-- STUDY TEXT follows --

In response to the coronavirus outbreak, several east coast universities are canceling classes
The latest sector to feel the increasing effects of the quickening spread of the coronavirus? Colleges and universities. On Monday, Princeton University officials announced that they are hoping to thwart any potential campus outbreak by way of “social distancing.” Come March 23, when students are supposed to return from spring break, they won’t be reporting to classrooms in person. Rather, all classes will be virtual… for now.
“Though we recognize that a personal, ‘high touch’ educational environment is one of Princeton’s great strengths, we also recognize that these are extraordinary times that require exceptional measures to deal with a health risk that affects us all,” university President Christopher Eisgruber wrote to students and staff in a letter.
The Ivy League university is accordingly encouraging students not to return to campus until at least April 5 — at which time Eisgruber says the university will reassess and update students and staff on what their plans will be moving forward.

-- STUDY TEXT concluded --
-- DATA FOR ANALYSIS follows --

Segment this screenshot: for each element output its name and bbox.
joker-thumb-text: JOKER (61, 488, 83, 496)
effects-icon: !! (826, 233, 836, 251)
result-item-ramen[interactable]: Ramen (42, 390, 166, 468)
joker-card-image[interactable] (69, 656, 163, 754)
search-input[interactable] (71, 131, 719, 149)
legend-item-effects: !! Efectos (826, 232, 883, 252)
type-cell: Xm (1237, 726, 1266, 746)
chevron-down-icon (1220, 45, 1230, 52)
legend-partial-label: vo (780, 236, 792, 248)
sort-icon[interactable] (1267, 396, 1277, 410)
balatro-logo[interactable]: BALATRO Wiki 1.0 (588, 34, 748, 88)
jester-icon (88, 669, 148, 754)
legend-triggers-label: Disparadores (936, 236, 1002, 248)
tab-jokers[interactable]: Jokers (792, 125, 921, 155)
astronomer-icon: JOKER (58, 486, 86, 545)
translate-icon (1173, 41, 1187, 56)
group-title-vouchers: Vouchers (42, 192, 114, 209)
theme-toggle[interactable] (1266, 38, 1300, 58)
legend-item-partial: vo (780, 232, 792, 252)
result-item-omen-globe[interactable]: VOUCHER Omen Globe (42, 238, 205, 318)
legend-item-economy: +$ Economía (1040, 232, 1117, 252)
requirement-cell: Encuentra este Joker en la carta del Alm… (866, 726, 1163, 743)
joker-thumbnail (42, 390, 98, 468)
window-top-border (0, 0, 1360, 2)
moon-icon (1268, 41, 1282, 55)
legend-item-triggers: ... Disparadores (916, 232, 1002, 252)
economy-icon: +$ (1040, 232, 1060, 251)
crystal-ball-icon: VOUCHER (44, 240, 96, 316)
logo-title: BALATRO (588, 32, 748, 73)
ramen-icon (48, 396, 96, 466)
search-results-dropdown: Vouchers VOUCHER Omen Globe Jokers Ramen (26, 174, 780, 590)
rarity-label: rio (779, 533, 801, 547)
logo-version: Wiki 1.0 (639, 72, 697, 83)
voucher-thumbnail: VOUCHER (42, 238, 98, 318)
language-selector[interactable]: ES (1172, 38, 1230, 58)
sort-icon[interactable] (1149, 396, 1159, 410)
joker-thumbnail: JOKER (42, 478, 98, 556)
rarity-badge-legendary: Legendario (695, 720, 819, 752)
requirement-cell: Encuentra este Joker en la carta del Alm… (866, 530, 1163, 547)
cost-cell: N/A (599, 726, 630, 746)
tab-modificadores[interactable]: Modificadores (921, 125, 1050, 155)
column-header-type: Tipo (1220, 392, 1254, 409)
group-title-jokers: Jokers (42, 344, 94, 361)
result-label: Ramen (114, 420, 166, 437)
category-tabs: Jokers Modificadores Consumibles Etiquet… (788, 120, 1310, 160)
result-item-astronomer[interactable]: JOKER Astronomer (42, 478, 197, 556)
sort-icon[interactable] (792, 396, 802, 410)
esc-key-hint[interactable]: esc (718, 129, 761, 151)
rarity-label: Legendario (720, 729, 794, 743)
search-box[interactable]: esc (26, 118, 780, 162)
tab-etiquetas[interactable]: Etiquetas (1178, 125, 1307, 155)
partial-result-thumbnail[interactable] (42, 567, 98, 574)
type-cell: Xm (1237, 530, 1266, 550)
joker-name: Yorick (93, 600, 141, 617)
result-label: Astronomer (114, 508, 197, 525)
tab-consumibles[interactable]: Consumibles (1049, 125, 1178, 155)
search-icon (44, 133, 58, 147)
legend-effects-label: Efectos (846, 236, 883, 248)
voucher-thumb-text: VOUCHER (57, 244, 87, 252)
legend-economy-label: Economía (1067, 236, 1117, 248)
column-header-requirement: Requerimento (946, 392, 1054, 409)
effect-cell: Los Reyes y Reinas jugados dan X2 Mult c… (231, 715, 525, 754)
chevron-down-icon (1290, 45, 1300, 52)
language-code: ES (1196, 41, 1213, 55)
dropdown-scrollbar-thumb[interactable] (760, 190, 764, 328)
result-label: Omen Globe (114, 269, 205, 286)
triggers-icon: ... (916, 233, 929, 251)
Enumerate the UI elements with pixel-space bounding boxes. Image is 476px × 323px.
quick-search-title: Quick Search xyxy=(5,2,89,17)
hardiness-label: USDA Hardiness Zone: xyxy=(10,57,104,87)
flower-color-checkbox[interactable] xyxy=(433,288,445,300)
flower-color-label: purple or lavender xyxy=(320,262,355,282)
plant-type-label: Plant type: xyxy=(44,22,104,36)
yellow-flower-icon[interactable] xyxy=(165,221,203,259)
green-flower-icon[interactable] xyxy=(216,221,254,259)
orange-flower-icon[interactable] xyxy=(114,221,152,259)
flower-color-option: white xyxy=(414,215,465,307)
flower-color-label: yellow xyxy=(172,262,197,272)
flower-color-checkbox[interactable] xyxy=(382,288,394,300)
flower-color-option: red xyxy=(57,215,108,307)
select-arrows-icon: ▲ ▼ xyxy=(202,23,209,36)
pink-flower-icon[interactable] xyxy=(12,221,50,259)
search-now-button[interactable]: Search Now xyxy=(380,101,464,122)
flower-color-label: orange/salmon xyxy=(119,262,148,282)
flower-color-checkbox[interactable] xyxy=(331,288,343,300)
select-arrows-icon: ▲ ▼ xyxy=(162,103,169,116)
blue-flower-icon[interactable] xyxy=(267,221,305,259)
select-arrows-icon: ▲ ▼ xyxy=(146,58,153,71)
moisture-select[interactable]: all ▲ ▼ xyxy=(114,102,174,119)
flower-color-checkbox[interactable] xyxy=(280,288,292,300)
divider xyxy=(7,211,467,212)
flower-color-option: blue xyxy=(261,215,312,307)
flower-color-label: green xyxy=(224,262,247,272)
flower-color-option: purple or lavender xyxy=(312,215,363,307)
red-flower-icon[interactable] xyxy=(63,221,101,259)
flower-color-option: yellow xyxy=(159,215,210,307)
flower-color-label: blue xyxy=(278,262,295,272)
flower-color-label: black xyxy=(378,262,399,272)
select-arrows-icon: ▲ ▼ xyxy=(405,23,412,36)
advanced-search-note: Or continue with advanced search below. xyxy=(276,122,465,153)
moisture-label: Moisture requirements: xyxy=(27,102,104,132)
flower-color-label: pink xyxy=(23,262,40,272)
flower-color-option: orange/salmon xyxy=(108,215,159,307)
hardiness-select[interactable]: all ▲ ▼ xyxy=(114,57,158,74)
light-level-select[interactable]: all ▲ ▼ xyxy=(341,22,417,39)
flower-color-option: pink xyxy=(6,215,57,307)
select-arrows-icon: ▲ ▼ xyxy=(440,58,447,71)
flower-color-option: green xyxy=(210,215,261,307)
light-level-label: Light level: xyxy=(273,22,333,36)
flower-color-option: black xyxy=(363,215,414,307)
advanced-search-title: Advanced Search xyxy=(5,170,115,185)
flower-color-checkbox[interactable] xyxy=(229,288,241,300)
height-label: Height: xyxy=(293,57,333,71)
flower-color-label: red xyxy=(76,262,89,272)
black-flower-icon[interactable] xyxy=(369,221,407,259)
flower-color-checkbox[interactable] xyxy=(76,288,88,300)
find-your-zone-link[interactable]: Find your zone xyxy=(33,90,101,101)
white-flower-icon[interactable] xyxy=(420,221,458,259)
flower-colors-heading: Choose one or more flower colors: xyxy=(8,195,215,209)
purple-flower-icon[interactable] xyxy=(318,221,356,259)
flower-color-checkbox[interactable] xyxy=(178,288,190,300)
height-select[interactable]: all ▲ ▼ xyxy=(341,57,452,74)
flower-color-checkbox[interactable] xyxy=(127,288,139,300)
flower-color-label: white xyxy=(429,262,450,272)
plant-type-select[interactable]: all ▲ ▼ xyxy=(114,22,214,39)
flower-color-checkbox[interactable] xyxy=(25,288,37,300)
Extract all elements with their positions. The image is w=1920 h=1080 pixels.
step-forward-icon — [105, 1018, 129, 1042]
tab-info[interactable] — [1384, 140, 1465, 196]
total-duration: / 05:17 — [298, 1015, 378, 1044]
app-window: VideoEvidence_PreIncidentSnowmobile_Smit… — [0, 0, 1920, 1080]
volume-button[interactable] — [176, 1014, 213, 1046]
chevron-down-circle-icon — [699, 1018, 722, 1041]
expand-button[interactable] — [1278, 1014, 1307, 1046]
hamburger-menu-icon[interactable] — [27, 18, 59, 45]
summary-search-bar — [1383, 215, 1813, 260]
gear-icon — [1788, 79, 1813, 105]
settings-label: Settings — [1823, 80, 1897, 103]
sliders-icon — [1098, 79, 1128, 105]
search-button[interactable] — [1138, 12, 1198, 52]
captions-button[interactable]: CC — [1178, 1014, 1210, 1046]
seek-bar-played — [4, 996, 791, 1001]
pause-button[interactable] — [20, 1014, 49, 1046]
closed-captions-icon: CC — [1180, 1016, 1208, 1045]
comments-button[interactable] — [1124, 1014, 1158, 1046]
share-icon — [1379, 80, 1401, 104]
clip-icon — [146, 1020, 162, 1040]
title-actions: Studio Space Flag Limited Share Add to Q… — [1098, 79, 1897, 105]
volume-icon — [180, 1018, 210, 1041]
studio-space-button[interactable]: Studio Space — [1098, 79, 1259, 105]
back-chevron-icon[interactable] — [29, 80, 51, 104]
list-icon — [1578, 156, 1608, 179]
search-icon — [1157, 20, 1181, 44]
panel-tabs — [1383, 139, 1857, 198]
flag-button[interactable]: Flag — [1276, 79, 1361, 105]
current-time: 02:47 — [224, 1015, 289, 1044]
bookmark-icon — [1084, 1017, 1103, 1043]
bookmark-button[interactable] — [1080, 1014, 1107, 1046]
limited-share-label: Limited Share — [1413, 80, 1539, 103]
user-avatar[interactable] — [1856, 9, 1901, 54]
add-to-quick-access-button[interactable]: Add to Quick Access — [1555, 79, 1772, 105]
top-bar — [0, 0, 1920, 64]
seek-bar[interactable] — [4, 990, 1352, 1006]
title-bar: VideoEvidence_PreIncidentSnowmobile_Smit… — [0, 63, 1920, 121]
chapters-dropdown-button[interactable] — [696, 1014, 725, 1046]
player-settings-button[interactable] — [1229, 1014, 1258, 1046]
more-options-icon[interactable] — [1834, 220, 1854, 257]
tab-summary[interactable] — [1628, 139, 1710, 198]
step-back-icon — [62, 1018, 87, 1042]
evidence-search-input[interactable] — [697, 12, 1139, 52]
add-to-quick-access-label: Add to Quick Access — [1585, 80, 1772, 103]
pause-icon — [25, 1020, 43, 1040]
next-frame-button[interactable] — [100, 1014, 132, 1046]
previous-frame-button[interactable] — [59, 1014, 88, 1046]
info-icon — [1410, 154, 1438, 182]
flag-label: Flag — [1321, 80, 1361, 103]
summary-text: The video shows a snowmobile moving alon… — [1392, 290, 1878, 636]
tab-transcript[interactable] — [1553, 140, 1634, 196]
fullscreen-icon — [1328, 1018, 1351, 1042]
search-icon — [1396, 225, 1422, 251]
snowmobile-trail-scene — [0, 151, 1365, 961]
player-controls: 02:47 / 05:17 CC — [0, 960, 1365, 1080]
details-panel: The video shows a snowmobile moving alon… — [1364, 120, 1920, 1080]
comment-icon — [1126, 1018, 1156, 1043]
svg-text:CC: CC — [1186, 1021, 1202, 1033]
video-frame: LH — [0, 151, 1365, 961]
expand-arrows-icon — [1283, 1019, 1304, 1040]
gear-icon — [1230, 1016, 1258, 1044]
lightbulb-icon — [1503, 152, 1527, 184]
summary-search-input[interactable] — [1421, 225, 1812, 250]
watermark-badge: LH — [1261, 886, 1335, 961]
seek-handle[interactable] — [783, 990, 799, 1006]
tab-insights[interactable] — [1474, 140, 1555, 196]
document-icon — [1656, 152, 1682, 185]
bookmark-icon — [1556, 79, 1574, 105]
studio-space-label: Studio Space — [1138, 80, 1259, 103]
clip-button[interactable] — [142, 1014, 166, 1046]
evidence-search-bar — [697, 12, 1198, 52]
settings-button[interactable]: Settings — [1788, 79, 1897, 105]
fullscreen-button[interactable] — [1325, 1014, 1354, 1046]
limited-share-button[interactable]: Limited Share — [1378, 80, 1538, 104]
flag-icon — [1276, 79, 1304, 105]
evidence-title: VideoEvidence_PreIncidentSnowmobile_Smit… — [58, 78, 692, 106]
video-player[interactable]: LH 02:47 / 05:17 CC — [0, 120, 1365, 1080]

-- DATA FOR ANALYSIS concluded --

Reproduce the whole coronavirus text word for word, beginning with its headline.

*RESULT OF THIS EXERCISE:*
In response to the coronavirus outbreak, several east coast universities are canceling classes
The latest sector to feel the increasing effects of the quickening spread of the coronavirus? Colleges and universities. On Monday, Princeton University officials announced that they are hoping to thwart any potential campus outbreak by way of “social distancing.” Come March 23, when students are supposed to return from spring break, they won’t be reporting to classrooms in person. Rather, all classes will be virtual… for now.
“Though we recognize that a personal, ‘high touch’ educational environment is one of Princeton’s great strengths, we also recognize that these are extraordinary times that require exceptional measures to deal with a health risk that affects us all,” university President Christopher Eisgruber wrote to students and staff in a letter.
The Ivy League university is accordingly encouraging students not to return to campus until at least April 5 — at which time Eisgruber says the university will reassess and update students and staff on what their plans will be moving forward.